-- PAGE TEXT follows --
On August 1, 2017, the Government filed a Second Superseding Indictment. (CR Doc. 168). Count 1 charged that between July 20, 2016 and August 3, 2016, Movant conspired with other persons to possess with intent to distribute 500 grams or more of methamphetamine. (Id. at 2). Count 2 charged that between July 9, 2016 and August 3, 2016, Movant conspired with co-defendants to possess with intent to distribute 100 kilograms or more of marijuana. (Id.).
-- PAGE TEXT concluded --
» **WHAT YOU NEED TO DO**
1: Can you rewrite the paragraph in the indictment passage beginning "On August 1, 2017" as a short bulleted list that keeps its main facts?
2: In the indictment passage, take the part starting at "On August 1, 2017, the" and ending at "of marijuana. (Id.).", and write it out again with "Movant" swapped for "Defendant".
-- THE DATA follows --
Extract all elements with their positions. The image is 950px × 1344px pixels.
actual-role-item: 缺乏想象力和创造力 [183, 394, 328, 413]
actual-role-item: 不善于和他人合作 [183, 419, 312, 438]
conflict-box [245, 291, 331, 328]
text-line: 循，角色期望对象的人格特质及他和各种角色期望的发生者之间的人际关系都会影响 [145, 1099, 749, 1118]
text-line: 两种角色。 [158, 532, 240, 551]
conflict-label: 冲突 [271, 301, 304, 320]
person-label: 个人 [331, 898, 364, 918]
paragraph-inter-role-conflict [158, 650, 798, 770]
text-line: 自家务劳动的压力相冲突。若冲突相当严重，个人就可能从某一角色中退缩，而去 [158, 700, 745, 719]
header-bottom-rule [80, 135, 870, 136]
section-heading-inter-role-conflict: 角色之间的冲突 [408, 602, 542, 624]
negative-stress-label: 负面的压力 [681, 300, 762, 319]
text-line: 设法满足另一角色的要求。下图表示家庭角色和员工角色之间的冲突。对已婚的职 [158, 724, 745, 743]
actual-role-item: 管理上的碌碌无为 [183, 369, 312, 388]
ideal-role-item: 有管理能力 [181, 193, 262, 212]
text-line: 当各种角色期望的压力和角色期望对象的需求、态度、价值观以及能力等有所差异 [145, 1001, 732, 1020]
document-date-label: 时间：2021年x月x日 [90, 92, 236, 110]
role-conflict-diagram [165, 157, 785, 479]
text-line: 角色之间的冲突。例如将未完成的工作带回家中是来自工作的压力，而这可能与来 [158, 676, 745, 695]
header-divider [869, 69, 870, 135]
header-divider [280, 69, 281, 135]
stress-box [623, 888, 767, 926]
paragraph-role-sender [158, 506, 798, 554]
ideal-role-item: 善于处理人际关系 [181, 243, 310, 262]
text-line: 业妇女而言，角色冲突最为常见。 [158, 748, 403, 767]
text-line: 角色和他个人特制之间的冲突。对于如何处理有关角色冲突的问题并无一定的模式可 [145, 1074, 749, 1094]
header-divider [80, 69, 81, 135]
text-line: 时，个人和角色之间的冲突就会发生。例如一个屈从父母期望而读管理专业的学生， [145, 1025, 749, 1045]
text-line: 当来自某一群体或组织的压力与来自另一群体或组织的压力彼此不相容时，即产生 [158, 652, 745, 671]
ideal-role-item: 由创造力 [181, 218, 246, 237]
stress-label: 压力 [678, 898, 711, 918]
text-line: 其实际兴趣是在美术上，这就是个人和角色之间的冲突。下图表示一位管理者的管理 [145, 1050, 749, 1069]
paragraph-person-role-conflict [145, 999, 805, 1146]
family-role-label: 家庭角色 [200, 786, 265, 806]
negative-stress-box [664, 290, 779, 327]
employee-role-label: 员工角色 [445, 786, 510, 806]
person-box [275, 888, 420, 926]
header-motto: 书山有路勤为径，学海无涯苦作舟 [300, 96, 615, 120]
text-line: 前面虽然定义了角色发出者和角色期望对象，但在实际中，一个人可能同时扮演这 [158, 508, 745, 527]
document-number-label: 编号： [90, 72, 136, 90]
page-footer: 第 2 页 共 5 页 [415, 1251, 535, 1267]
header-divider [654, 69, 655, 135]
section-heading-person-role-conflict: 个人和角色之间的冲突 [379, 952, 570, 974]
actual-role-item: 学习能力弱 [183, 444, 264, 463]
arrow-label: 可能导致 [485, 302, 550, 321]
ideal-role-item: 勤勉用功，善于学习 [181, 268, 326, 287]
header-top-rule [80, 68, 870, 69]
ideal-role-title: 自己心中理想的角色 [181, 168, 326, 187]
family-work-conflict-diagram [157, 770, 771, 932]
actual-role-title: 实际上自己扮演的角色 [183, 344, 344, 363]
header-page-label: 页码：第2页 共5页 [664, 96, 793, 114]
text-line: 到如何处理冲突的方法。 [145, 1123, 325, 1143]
-- THE DATA concluded --
» **WRITTEN RESPONSES**
1:
- August 1, 2017: the Government filed a Second Superseding Indictment (CR Doc. 168).
- Count 1: between July 20, 2016 and August 3, 2016, Movant conspired with other persons to possess with intent to distribute 500 grams or more of methamphetamine.
- Count 2: between July 9, 2016 and August 3, 2016, Movant conspired with co-defendants to possess with intent to distribute 100 kilograms or more of marijuana.

2:
On August 1, 2017, the Government filed a Second Superseding Indictment. (CR Doc. 168). Count 1 charged that between July 20, 2016 and August 3, 2016, Defendant conspired with other persons to possess with intent to distribute 500 grams or more of methamphetamine. (Id. at 2). Count 2 charged that between July 9, 2016 and August 3, 2016, Defendant conspired with co-defendants to possess with intent to distribute 100 kilograms or more of marijuana. (Id.).